§ Work to be completed
State only the number of lines that contain the string "Losses".

======== Extracted entries

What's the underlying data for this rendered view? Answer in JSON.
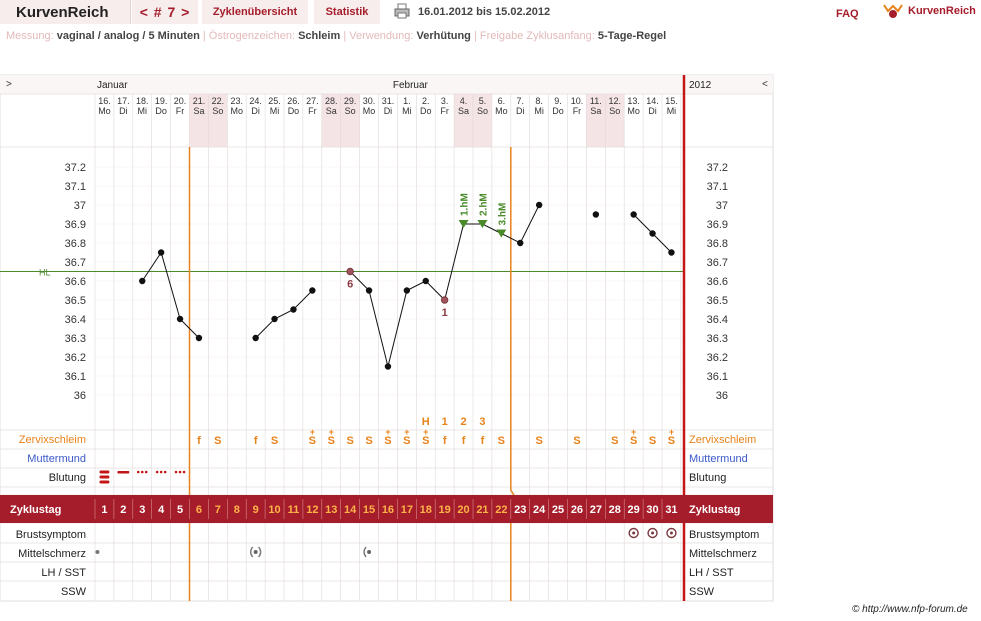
{
  "header": {
    "brand": "KurvenReich",
    "cycle_nav": "< # 7 >",
    "tab_overview": "Zyklenübersicht",
    "tab_stats": "Statistik",
    "date_range": "16.01.2012 bis 15.02.2012",
    "faq": "FAQ",
    "logo_text": "KurvenReich"
  },
  "info": {
    "measure_key": "Messung:",
    "measure_val": "vaginal / analog / 5 Minuten",
    "estrogen_key": "Östrogenzeichen:",
    "estrogen_val": "Schleim",
    "use_key": "Verwendung:",
    "use_val": "Verhütung",
    "release_key": "Freigabe Zyklusanfang:",
    "release_val": "5-Tage-Regel"
  },
  "copyright": "© http://www.nfp-forum.de",
  "colors": {
    "accent": "#a51d2a",
    "orange": "#e8821a",
    "green": "#4a8a2a",
    "weekend": "#f5e4e6",
    "grid": "#e0d8d8",
    "bg": "#fbf6f6"
  },
  "chart_data": {
    "type": "line",
    "title": "",
    "month_labels": [
      {
        "label": "Januar",
        "day_index": 0
      },
      {
        "label": "Februar",
        "day_index": 16
      }
    ],
    "year_label": "2012",
    "nav_left": ">",
    "nav_right": "<",
    "days": [
      {
        "date": "16.",
        "wd": "Mo"
      },
      {
        "date": "17.",
        "wd": "Di"
      },
      {
        "date": "18.",
        "wd": "Mi"
      },
      {
        "date": "19.",
        "wd": "Do"
      },
      {
        "date": "20.",
        "wd": "Fr"
      },
      {
        "date": "21.",
        "wd": "Sa"
      },
      {
        "date": "22.",
        "wd": "So"
      },
      {
        "date": "23.",
        "wd": "Mo"
      },
      {
        "date": "24.",
        "wd": "Di"
      },
      {
        "date": "25.",
        "wd": "Mi"
      },
      {
        "date": "26.",
        "wd": "Do"
      },
      {
        "date": "27.",
        "wd": "Fr"
      },
      {
        "date": "28.",
        "wd": "Sa"
      },
      {
        "date": "29.",
        "wd": "So"
      },
      {
        "date": "30.",
        "wd": "Mo"
      },
      {
        "date": "31.",
        "wd": "Di"
      },
      {
        "date": "1.",
        "wd": "Mi"
      },
      {
        "date": "2.",
        "wd": "Do"
      },
      {
        "date": "3.",
        "wd": "Fr"
      },
      {
        "date": "4.",
        "wd": "Sa"
      },
      {
        "date": "5.",
        "wd": "So"
      },
      {
        "date": "6.",
        "wd": "Mo"
      },
      {
        "date": "7.",
        "wd": "Di"
      },
      {
        "date": "8.",
        "wd": "Mi"
      },
      {
        "date": "9.",
        "wd": "Do"
      },
      {
        "date": "10.",
        "wd": "Fr"
      },
      {
        "date": "11.",
        "wd": "Sa"
      },
      {
        "date": "12.",
        "wd": "So"
      },
      {
        "date": "13.",
        "wd": "Mo"
      },
      {
        "date": "14.",
        "wd": "Di"
      },
      {
        "date": "15.",
        "wd": "Mi"
      }
    ],
    "y_ticks": [
      "37.2",
      "37.1",
      "37",
      "36.9",
      "36.8",
      "36.7",
      "36.6",
      "36.5",
      "36.4",
      "36.3",
      "36.2",
      "36.1",
      "36"
    ],
    "ylim": [
      35.9,
      37.3
    ],
    "temperatures": [
      null,
      null,
      36.6,
      36.75,
      36.4,
      36.3,
      null,
      null,
      36.3,
      36.4,
      36.45,
      36.55,
      null,
      36.65,
      36.55,
      36.15,
      36.55,
      36.6,
      36.5,
      36.9,
      36.9,
      36.85,
      36.8,
      37.0,
      null,
      null,
      36.95,
      null,
      36.95,
      36.85,
      36.75
    ],
    "segment_breaks": [
      5,
      26
    ],
    "hl_label": "HL",
    "hl_value": 36.65,
    "low_labels": [
      {
        "day": 13,
        "text": "6"
      },
      {
        "day": 18,
        "text": "1"
      }
    ],
    "high_labels": [
      {
        "day": 19,
        "text": "1.hM"
      },
      {
        "day": 20,
        "text": "2.hM"
      },
      {
        "day": 21,
        "text": "3.hM"
      }
    ],
    "peak_labels": [
      {
        "day": 17,
        "text": "H"
      },
      {
        "day": 18,
        "text": "1"
      },
      {
        "day": 19,
        "text": "2"
      },
      {
        "day": 20,
        "text": "3"
      }
    ],
    "cycle_vlines": [
      5,
      22
    ],
    "rows": {
      "zervix": "Zervixschleim",
      "muttermund": "Muttermund",
      "blutung": "Blutung",
      "zyklustag": "Zyklustag",
      "brust": "Brustsymptom",
      "mittelschmerz": "Mittelschmerz",
      "lh": "LH / SST",
      "ssw": "SSW"
    },
    "zervix_values": [
      "",
      "",
      "",
      "",
      "",
      "f",
      "S",
      "",
      "f",
      "S",
      "",
      "S+",
      "S+",
      "S",
      "S",
      "S+",
      "S+",
      "S+",
      "f",
      "f",
      "f",
      "S",
      "",
      "S",
      "",
      "S",
      "",
      "S",
      "S+",
      "S",
      "S+"
    ],
    "cycle_days": [
      "1",
      "2",
      "3",
      "4",
      "5",
      "6",
      "7",
      "8",
      "9",
      "10",
      "11",
      "12",
      "13",
      "14",
      "15",
      "16",
      "17",
      "18",
      "19",
      "20",
      "21",
      "22",
      "23",
      "24",
      "25",
      "26",
      "27",
      "28",
      "29",
      "30",
      "31"
    ],
    "brust_days": [
      28,
      29,
      30
    ],
    "mittelschmerz_days": [
      {
        "day": 0,
        "kind": "dot"
      },
      {
        "day": 8,
        "kind": "both"
      },
      {
        "day": 14,
        "kind": "left"
      }
    ],
    "blutung_days": [
      {
        "day": 0,
        "kind": "heavy"
      },
      {
        "day": 1,
        "kind": "line"
      },
      {
        "day": 2,
        "kind": "dots"
      },
      {
        "day": 3,
        "kind": "dots"
      },
      {
        "day": 4,
        "kind": "dots"
      }
    ]
  }
}
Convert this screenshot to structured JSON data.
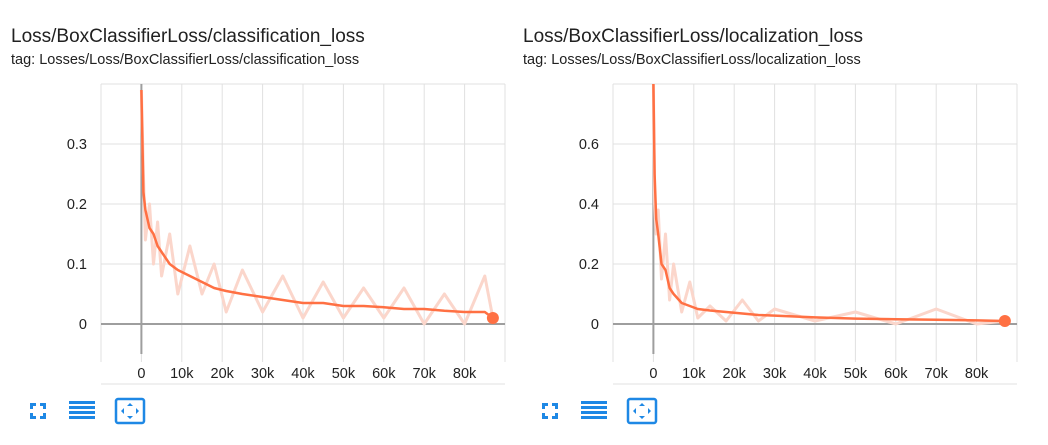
{
  "accent_color": "#ff7043",
  "series_color": "#ff7043",
  "raw_color": "#fbd6cb",
  "toolbar_icons": [
    "fullscreen-icon",
    "data-table-icon",
    "fit-domain-icon"
  ],
  "chart_data": [
    {
      "type": "line",
      "title": "Loss/BoxClassifierLoss/classification_loss",
      "subtitle": "tag: Losses/Loss/BoxClassifierLoss/classification_loss",
      "xlabel": "",
      "ylabel": "",
      "xlim": [
        -10000,
        90000
      ],
      "ylim": [
        -0.05,
        0.4
      ],
      "x_ticks": [
        0,
        10000,
        20000,
        30000,
        40000,
        50000,
        60000,
        70000,
        80000
      ],
      "x_tick_labels": [
        "0",
        "10k",
        "20k",
        "30k",
        "40k",
        "50k",
        "60k",
        "70k",
        "80k"
      ],
      "y_ticks": [
        0,
        0.1,
        0.2,
        0.3
      ],
      "y_tick_labels": [
        "0",
        "0.1",
        "0.2",
        "0.3"
      ],
      "grid": true,
      "legend": "none",
      "series": [
        {
          "style": "smoothed",
          "x": [
            0,
            500,
            1000,
            2000,
            3000,
            4000,
            5000,
            7000,
            9000,
            12000,
            15000,
            18000,
            21000,
            25000,
            30000,
            35000,
            40000,
            45000,
            50000,
            55000,
            60000,
            65000,
            70000,
            75000,
            80000,
            85000,
            87000
          ],
          "y": [
            0.39,
            0.22,
            0.19,
            0.16,
            0.15,
            0.13,
            0.12,
            0.1,
            0.09,
            0.08,
            0.07,
            0.06,
            0.055,
            0.05,
            0.045,
            0.04,
            0.035,
            0.035,
            0.03,
            0.03,
            0.028,
            0.025,
            0.025,
            0.022,
            0.02,
            0.02,
            0.01
          ]
        },
        {
          "style": "raw",
          "x": [
            0,
            500,
            1000,
            2000,
            3000,
            4000,
            5000,
            7000,
            9000,
            12000,
            15000,
            18000,
            21000,
            25000,
            30000,
            35000,
            40000,
            45000,
            50000,
            55000,
            60000,
            65000,
            70000,
            75000,
            80000,
            85000,
            87000
          ],
          "y": [
            0.39,
            0.25,
            0.14,
            0.2,
            0.1,
            0.17,
            0.08,
            0.15,
            0.05,
            0.13,
            0.05,
            0.1,
            0.02,
            0.09,
            0.02,
            0.08,
            0.01,
            0.07,
            0.01,
            0.06,
            0.01,
            0.06,
            0.0,
            0.05,
            0.0,
            0.08,
            0.01
          ]
        }
      ]
    },
    {
      "type": "line",
      "title": "Loss/BoxClassifierLoss/localization_loss",
      "subtitle": "tag: Losses/Loss/BoxClassifierLoss/localization_loss",
      "xlabel": "",
      "ylabel": "",
      "xlim": [
        -10000,
        90000
      ],
      "ylim": [
        -0.1,
        0.8
      ],
      "x_ticks": [
        0,
        10000,
        20000,
        30000,
        40000,
        50000,
        60000,
        70000,
        80000
      ],
      "x_tick_labels": [
        "0",
        "10k",
        "20k",
        "30k",
        "40k",
        "50k",
        "60k",
        "70k",
        "80k"
      ],
      "y_ticks": [
        0,
        0.2,
        0.4,
        0.6
      ],
      "y_tick_labels": [
        "0",
        "0.2",
        "0.4",
        "0.6"
      ],
      "grid": true,
      "legend": "none",
      "series": [
        {
          "style": "smoothed",
          "x": [
            0,
            300,
            700,
            1200,
            2000,
            3000,
            4000,
            5000,
            7000,
            9000,
            11000,
            14000,
            18000,
            22000,
            26000,
            30000,
            40000,
            50000,
            60000,
            70000,
            80000,
            87000
          ],
          "y": [
            0.8,
            0.5,
            0.35,
            0.3,
            0.2,
            0.18,
            0.12,
            0.1,
            0.07,
            0.06,
            0.05,
            0.045,
            0.04,
            0.035,
            0.03,
            0.028,
            0.022,
            0.018,
            0.016,
            0.014,
            0.012,
            0.01
          ]
        },
        {
          "style": "raw",
          "x": [
            0,
            300,
            700,
            1200,
            2000,
            3000,
            4000,
            5000,
            7000,
            9000,
            11000,
            14000,
            18000,
            22000,
            26000,
            30000,
            40000,
            50000,
            60000,
            70000,
            80000,
            87000
          ],
          "y": [
            0.8,
            0.4,
            0.3,
            0.38,
            0.15,
            0.3,
            0.08,
            0.2,
            0.04,
            0.14,
            0.02,
            0.06,
            0.01,
            0.08,
            0.01,
            0.05,
            0.01,
            0.04,
            0.0,
            0.05,
            0.0,
            0.01
          ]
        }
      ]
    }
  ]
}
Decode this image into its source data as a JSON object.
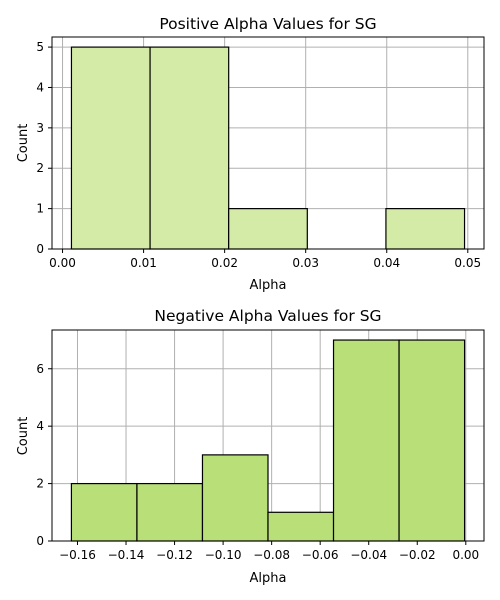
{
  "chart_data": [
    {
      "type": "bar",
      "title": "Positive Alpha Values for SG",
      "xlabel": "Alpha",
      "ylabel": "Count",
      "bar_color": "#d3eba6",
      "bins": [
        {
          "start": 0.0011,
          "end": 0.0108,
          "count": 5
        },
        {
          "start": 0.0108,
          "end": 0.0205,
          "count": 5
        },
        {
          "start": 0.0205,
          "end": 0.0302,
          "count": 1
        },
        {
          "start": 0.0302,
          "end": 0.0399,
          "count": 0
        },
        {
          "start": 0.0399,
          "end": 0.0496,
          "count": 1
        }
      ],
      "xlim": [
        -0.0013,
        0.052
      ],
      "ylim": [
        0,
        5.25
      ],
      "xticks": [
        0.0,
        0.01,
        0.02,
        0.03,
        0.04,
        0.05
      ],
      "xtick_labels": [
        "0.00",
        "0.01",
        "0.02",
        "0.03",
        "0.04",
        "0.05"
      ],
      "yticks": [
        0,
        1,
        2,
        3,
        4,
        5
      ],
      "ytick_labels": [
        "0",
        "1",
        "2",
        "3",
        "4",
        "5"
      ],
      "grid": true
    },
    {
      "type": "bar",
      "title": "Negative Alpha Values for SG",
      "xlabel": "Alpha",
      "ylabel": "Count",
      "bar_color": "#b8df78",
      "bins": [
        {
          "start": -0.1625,
          "end": -0.1355,
          "count": 2
        },
        {
          "start": -0.1355,
          "end": -0.1085,
          "count": 2
        },
        {
          "start": -0.1085,
          "end": -0.0815,
          "count": 3
        },
        {
          "start": -0.0815,
          "end": -0.0545,
          "count": 1
        },
        {
          "start": -0.0545,
          "end": -0.0275,
          "count": 7
        },
        {
          "start": -0.0275,
          "end": -0.0005,
          "count": 7
        }
      ],
      "xlim": [
        -0.1705,
        0.0075
      ],
      "ylim": [
        0,
        7.35
      ],
      "xticks": [
        -0.16,
        -0.14,
        -0.12,
        -0.1,
        -0.08,
        -0.06,
        -0.04,
        -0.02,
        0.0
      ],
      "xtick_labels": [
        "−0.16",
        "−0.14",
        "−0.12",
        "−0.10",
        "−0.08",
        "−0.06",
        "−0.04",
        "−0.02",
        "0.00"
      ],
      "yticks": [
        0,
        2,
        4,
        6
      ],
      "ytick_labels": [
        "0",
        "2",
        "4",
        "6"
      ],
      "grid": true
    }
  ]
}
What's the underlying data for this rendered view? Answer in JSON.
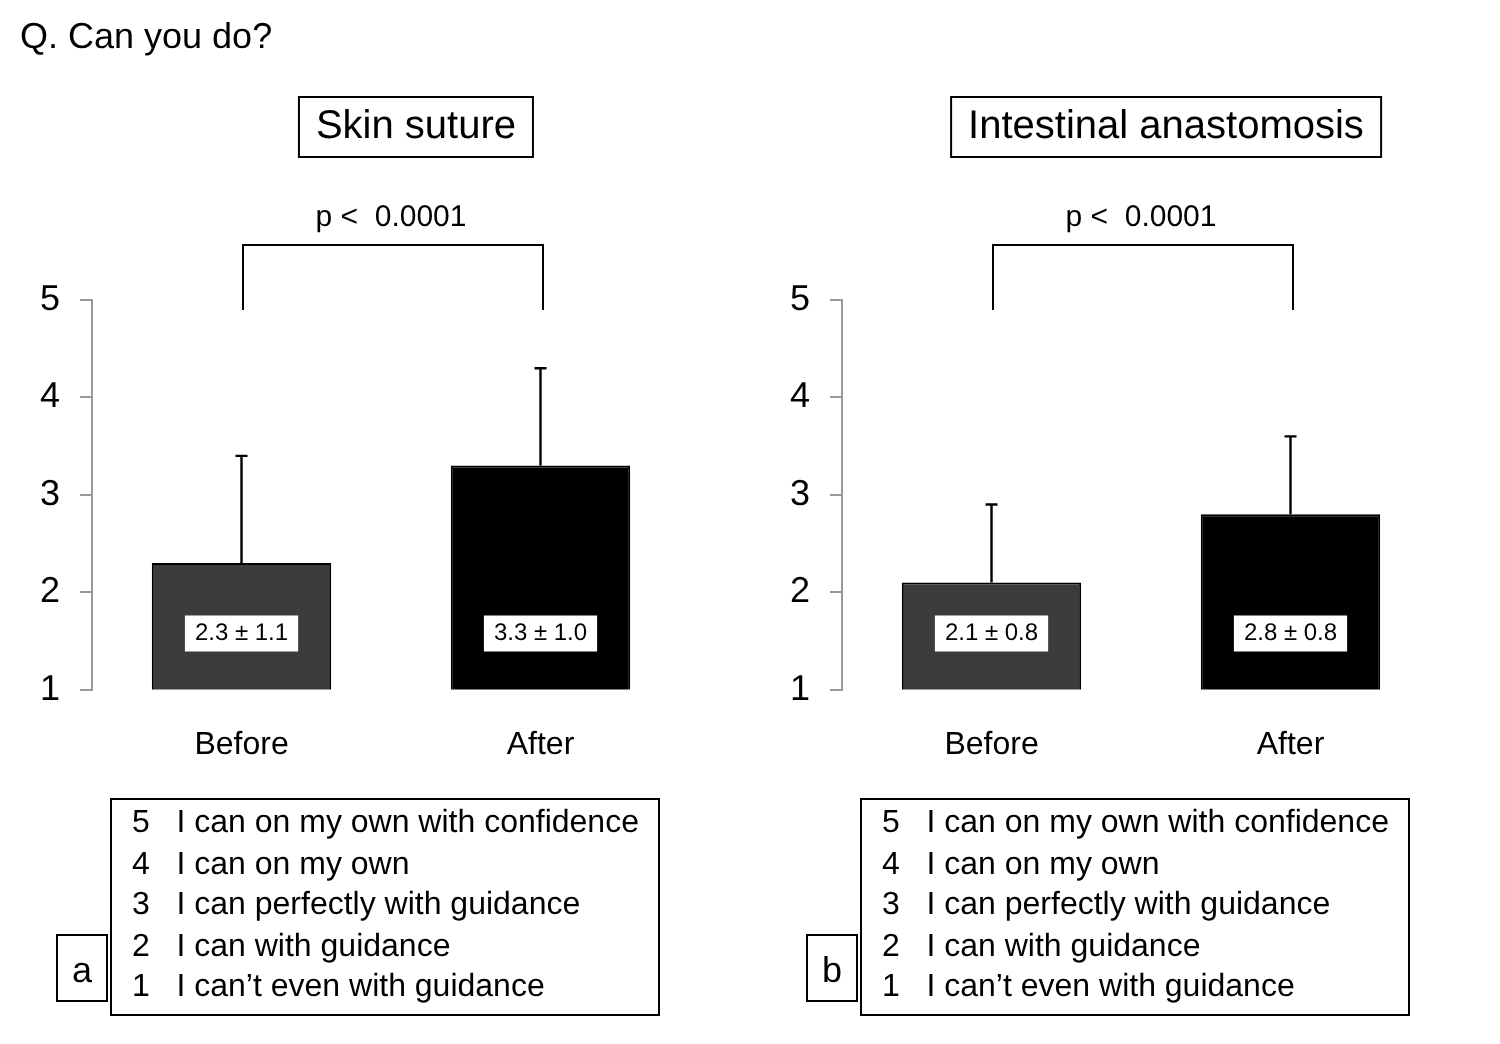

================

§ Task response
2